──────── MATERIALS PROVIDED ────────

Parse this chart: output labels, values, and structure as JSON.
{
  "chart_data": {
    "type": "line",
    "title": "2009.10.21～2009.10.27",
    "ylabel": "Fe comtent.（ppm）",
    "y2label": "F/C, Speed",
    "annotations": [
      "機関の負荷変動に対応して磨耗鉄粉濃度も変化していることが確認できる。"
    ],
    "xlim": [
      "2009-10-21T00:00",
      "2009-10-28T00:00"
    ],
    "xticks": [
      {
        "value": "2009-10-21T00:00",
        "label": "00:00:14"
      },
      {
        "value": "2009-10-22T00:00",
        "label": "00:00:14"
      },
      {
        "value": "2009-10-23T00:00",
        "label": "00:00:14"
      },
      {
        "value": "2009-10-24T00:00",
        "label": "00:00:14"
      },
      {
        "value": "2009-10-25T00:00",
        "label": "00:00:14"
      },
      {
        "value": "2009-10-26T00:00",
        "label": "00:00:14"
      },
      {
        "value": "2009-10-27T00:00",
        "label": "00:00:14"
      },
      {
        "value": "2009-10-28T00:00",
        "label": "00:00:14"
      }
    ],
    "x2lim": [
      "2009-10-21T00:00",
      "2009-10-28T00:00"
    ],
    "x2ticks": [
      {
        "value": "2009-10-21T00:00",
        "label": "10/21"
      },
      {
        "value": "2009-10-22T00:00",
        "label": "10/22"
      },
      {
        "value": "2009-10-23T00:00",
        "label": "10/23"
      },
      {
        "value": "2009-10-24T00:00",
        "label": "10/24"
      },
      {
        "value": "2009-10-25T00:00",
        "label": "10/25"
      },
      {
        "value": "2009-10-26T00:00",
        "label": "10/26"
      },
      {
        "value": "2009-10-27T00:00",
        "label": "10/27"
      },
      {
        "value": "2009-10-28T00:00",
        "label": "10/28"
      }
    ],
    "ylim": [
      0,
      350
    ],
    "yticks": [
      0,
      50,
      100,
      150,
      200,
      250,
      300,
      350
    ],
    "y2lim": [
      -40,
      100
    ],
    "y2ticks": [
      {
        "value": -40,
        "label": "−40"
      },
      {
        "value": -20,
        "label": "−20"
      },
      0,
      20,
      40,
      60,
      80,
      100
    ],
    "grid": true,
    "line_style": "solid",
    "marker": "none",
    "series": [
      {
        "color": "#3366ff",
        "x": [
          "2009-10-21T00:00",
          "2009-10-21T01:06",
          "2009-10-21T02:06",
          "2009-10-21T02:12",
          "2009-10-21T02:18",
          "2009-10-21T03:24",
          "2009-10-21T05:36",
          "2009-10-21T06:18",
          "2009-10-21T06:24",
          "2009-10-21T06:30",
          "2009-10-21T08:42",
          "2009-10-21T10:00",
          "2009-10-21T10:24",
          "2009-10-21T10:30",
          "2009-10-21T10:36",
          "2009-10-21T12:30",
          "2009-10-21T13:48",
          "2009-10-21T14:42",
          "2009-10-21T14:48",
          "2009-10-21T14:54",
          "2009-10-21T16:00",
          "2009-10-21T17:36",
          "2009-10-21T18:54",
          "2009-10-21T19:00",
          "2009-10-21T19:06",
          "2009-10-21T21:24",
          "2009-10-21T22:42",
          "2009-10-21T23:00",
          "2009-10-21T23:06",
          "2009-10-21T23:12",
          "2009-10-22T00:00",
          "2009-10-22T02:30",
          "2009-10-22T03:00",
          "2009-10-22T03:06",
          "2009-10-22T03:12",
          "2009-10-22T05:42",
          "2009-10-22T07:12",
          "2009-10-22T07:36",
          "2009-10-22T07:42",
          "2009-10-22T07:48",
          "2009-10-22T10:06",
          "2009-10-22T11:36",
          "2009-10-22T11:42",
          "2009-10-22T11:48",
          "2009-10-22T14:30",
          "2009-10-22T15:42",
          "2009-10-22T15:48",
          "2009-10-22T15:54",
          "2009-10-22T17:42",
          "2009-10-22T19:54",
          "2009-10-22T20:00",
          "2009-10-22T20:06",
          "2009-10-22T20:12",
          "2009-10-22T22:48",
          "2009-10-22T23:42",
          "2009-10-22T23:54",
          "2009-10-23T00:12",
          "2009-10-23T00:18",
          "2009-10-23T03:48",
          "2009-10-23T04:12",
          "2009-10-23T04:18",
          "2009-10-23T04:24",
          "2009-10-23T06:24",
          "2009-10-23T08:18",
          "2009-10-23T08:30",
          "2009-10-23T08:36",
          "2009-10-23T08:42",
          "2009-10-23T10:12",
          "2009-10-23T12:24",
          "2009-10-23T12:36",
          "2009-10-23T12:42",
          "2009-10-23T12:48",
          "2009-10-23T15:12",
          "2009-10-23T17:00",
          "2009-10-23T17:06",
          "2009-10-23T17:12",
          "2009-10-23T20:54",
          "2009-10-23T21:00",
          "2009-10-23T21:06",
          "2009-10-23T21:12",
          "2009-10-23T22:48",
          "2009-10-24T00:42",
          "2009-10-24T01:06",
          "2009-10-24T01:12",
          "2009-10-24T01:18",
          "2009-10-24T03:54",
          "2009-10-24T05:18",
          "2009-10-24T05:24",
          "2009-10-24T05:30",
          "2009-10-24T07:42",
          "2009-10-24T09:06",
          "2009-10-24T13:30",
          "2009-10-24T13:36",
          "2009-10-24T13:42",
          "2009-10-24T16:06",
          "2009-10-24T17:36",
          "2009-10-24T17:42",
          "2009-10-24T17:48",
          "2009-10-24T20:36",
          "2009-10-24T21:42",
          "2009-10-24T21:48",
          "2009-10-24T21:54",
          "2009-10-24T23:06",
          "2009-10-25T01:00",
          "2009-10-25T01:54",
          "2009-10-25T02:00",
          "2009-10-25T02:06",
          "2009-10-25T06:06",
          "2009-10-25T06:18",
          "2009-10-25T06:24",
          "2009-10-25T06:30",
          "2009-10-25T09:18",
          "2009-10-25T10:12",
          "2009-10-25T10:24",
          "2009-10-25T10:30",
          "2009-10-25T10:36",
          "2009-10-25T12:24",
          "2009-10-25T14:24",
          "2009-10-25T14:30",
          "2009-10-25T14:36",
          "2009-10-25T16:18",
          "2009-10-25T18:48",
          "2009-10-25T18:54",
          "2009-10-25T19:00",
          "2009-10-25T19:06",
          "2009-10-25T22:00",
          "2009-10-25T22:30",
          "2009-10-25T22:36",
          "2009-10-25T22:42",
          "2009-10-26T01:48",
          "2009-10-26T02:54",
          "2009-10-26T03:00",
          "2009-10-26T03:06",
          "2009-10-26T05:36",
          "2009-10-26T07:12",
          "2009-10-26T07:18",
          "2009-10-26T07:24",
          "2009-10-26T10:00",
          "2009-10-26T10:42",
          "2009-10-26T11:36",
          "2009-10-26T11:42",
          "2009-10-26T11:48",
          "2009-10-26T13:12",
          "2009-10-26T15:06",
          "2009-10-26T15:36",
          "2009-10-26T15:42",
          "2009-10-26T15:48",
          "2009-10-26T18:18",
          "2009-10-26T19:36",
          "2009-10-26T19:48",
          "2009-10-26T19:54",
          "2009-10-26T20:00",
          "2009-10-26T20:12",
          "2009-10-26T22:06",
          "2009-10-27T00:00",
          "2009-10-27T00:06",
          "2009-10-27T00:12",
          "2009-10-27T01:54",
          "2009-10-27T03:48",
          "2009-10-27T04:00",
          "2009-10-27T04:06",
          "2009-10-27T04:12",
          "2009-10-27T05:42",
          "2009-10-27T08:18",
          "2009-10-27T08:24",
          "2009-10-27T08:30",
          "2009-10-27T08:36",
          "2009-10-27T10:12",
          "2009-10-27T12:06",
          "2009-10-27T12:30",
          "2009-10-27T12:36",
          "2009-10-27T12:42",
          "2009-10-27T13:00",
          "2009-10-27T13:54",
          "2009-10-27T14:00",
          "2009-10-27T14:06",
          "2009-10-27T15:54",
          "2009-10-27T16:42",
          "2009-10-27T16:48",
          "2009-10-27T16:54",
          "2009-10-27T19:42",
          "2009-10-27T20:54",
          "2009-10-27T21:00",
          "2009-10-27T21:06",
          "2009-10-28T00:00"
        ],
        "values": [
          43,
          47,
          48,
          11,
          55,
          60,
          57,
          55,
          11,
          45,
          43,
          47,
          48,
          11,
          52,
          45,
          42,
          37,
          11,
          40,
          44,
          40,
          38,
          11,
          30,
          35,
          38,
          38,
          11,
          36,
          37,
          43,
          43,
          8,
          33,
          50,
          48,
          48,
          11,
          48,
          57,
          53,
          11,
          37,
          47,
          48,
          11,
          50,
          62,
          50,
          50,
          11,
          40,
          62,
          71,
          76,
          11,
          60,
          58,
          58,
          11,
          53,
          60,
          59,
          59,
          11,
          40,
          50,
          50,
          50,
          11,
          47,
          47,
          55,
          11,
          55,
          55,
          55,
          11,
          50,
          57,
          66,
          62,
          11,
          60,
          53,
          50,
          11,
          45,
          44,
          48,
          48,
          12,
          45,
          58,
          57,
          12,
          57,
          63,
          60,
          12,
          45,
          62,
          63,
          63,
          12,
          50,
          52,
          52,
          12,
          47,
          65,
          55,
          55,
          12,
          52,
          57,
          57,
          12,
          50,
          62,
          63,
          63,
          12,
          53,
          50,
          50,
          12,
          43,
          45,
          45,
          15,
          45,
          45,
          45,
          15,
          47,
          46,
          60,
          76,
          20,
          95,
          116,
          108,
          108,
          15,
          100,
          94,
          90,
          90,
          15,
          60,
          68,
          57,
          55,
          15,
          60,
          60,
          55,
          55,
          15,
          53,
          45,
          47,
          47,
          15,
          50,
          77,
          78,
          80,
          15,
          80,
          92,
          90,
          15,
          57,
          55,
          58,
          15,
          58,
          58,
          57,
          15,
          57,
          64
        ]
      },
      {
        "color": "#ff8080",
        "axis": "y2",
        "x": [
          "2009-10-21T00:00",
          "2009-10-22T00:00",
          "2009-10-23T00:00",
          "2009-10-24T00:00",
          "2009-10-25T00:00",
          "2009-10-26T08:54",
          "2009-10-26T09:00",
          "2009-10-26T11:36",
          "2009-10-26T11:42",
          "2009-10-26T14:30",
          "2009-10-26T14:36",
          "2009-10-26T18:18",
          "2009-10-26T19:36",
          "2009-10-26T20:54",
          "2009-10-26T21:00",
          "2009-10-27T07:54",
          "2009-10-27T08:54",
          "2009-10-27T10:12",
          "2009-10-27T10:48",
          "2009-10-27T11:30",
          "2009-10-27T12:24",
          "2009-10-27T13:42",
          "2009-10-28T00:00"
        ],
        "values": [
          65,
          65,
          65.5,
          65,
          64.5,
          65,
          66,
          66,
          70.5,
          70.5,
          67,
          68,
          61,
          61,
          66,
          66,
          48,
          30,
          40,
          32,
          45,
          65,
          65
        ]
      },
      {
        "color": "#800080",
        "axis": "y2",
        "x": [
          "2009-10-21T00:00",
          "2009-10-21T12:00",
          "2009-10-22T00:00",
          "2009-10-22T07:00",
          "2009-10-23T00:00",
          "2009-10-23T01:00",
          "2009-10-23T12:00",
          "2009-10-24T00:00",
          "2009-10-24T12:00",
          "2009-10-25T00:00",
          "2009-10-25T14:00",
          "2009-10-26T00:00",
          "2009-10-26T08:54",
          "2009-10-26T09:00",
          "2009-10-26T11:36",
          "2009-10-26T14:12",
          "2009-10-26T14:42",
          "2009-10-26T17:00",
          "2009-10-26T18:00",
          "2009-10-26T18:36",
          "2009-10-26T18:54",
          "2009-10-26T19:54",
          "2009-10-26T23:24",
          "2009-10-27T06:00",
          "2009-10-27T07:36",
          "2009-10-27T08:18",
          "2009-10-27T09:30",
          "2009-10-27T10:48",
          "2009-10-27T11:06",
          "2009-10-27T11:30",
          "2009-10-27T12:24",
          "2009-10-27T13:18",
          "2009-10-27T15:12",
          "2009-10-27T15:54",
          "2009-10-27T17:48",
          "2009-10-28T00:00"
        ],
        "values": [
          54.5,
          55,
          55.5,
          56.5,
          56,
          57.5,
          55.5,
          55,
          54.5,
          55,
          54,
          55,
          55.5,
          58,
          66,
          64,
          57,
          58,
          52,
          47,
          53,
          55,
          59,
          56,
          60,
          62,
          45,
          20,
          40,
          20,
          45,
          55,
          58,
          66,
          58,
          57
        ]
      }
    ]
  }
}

────────

▶ **YOUR OBJECTIVE**
Find how many lines of the entries contain "color". Respond with the number only.

▶ **SOLUTION TO THE EXERCISE**
3